Records for this exercise.
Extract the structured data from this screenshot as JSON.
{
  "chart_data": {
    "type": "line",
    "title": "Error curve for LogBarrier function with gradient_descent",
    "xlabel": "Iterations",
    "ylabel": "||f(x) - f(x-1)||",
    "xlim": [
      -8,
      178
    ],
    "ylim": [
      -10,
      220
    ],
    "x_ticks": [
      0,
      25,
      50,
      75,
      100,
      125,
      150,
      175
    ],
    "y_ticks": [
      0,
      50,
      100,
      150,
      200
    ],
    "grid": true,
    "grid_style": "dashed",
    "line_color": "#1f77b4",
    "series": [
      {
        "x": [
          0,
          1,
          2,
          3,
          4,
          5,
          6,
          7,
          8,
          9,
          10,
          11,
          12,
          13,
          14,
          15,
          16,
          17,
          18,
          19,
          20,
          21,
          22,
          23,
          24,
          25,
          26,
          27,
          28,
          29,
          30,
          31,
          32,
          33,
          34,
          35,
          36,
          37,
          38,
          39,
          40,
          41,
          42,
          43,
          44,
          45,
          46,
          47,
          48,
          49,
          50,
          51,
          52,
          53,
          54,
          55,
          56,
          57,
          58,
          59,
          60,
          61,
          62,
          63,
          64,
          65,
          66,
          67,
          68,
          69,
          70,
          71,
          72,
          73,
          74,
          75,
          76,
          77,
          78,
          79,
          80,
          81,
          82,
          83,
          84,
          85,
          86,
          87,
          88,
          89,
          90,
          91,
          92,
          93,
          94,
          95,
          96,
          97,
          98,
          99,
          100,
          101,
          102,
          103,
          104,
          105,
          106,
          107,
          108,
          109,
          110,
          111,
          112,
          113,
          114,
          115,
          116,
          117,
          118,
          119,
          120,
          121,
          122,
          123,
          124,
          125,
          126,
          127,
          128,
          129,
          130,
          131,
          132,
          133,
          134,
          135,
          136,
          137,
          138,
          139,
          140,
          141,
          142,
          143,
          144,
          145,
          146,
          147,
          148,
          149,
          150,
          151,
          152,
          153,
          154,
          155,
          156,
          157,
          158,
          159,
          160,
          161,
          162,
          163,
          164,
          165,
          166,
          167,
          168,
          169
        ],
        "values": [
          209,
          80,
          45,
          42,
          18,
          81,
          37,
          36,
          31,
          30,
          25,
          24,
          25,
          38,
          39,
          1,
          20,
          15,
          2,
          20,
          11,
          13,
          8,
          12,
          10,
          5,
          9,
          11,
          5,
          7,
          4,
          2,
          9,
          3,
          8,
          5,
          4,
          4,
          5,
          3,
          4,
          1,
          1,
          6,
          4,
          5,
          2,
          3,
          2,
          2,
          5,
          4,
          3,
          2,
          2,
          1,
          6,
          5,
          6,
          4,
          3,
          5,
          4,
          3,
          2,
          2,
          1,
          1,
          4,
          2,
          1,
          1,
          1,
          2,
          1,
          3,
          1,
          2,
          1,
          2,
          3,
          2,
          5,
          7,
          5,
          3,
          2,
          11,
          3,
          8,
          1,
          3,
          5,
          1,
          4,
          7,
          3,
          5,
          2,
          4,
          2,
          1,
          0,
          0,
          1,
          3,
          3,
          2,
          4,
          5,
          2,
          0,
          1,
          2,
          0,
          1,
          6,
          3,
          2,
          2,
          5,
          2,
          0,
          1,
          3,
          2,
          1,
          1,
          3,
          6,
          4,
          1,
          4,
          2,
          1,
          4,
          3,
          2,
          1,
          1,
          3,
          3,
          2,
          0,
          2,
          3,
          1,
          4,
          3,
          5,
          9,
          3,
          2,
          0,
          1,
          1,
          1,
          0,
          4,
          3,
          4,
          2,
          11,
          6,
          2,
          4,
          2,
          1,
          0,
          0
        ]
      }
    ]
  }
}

What you should do.
Each of the records should be retyped exactly.

Written reply.
Extract the structured data from this screenshot as JSON.
{
  "chart_data": {
    "type": "line",
    "title": "Error curve for LogBarrier function with gradient_descent",
    "xlabel": "Iterations",
    "ylabel": "||f(x) - f(x-1)||",
    "xlim": [
      -8,
      178
    ],
    "ylim": [
      -10,
      220
    ],
    "x_ticks": [
      0,
      25,
      50,
      75,
      100,
      125,
      150,
      175
    ],
    "y_ticks": [
      0,
      50,
      100,
      150,
      200
    ],
    "grid": true,
    "grid_style": "dashed",
    "line_color": "#1f77b4",
    "series": [
      {
        "x": [
          0,
          1,
          2,
          3,
          4,
          5,
          6,
          7,
          8,
          9,
          10,
          11,
          12,
          13,
          14,
          15,
          16,
          17,
          18,
          19,
          20,
          21,
          22,
          23,
          24,
          25,
          26,
          27,
          28,
          29,
          30,
          31,
          32,
          33,
          34,
          35,
          36,
          37,
          38,
          39,
          40,
          41,
          42,
          43,
          44,
          45,
          46,
          47,
          48,
          49,
          50,
          51,
          52,
          53,
          54,
          55,
          56,
          57,
          58,
          59,
          60,
          61,
          62,
          63,
          64,
          65,
          66,
          67,
          68,
          69,
          70,
          71,
          72,
          73,
          74,
          75,
          76,
          77,
          78,
          79,
          80,
          81,
          82,
          83,
          84,
          85,
          86,
          87,
          88,
          89,
          90,
          91,
          92,
          93,
          94,
          95,
          96,
          97,
          98,
          99,
          100,
          101,
          102,
          103,
          104,
          105,
          106,
          107,
          108,
          109,
          110,
          111,
          112,
          113,
          114,
          115,
          116,
          117,
          118,
          119,
          120,
          121,
          122,
          123,
          124,
          125,
          126,
          127,
          128,
          129,
          130,
          131,
          132,
          133,
          134,
          135,
          136,
          137,
          138,
          139,
          140,
          141,
          142,
          143,
          144,
          145,
          146,
          147,
          148,
          149,
          150,
          151,
          152,
          153,
          154,
          155,
          156,
          157,
          158,
          159,
          160,
          161,
          162,
          163,
          164,
          165,
          166,
          167,
          168,
          169
        ],
        "values": [
          209,
          80,
          45,
          42,
          18,
          81,
          37,
          36,
          31,
          30,
          25,
          24,
          25,
          38,
          39,
          1,
          20,
          15,
          2,
          20,
          11,
          13,
          8,
          12,
          10,
          5,
          9,
          11,
          5,
          7,
          4,
          2,
          9,
          3,
          8,
          5,
          4,
          4,
          5,
          3,
          4,
          1,
          1,
          6,
          4,
          5,
          2,
          3,
          2,
          2,
          5,
          4,
          3,
          2,
          2,
          1,
          6,
          5,
          6,
          4,
          3,
          5,
          4,
          3,
          2,
          2,
          1,
          1,
          4,
          2,
          1,
          1,
          1,
          2,
          1,
          3,
          1,
          2,
          1,
          2,
          3,
          2,
          5,
          7,
          5,
          3,
          2,
          11,
          3,
          8,
          1,
          3,
          5,
          1,
          4,
          7,
          3,
          5,
          2,
          4,
          2,
          1,
          0,
          0,
          1,
          3,
          3,
          2,
          4,
          5,
          2,
          0,
          1,
          2,
          0,
          1,
          6,
          3,
          2,
          2,
          5,
          2,
          0,
          1,
          3,
          2,
          1,
          1,
          3,
          6,
          4,
          1,
          4,
          2,
          1,
          4,
          3,
          2,
          1,
          1,
          3,
          3,
          2,
          0,
          2,
          3,
          1,
          4,
          3,
          5,
          9,
          3,
          2,
          0,
          1,
          1,
          1,
          0,
          4,
          3,
          4,
          2,
          11,
          6,
          2,
          4,
          2,
          1,
          0,
          0
        ]
      }
    ]
  }
}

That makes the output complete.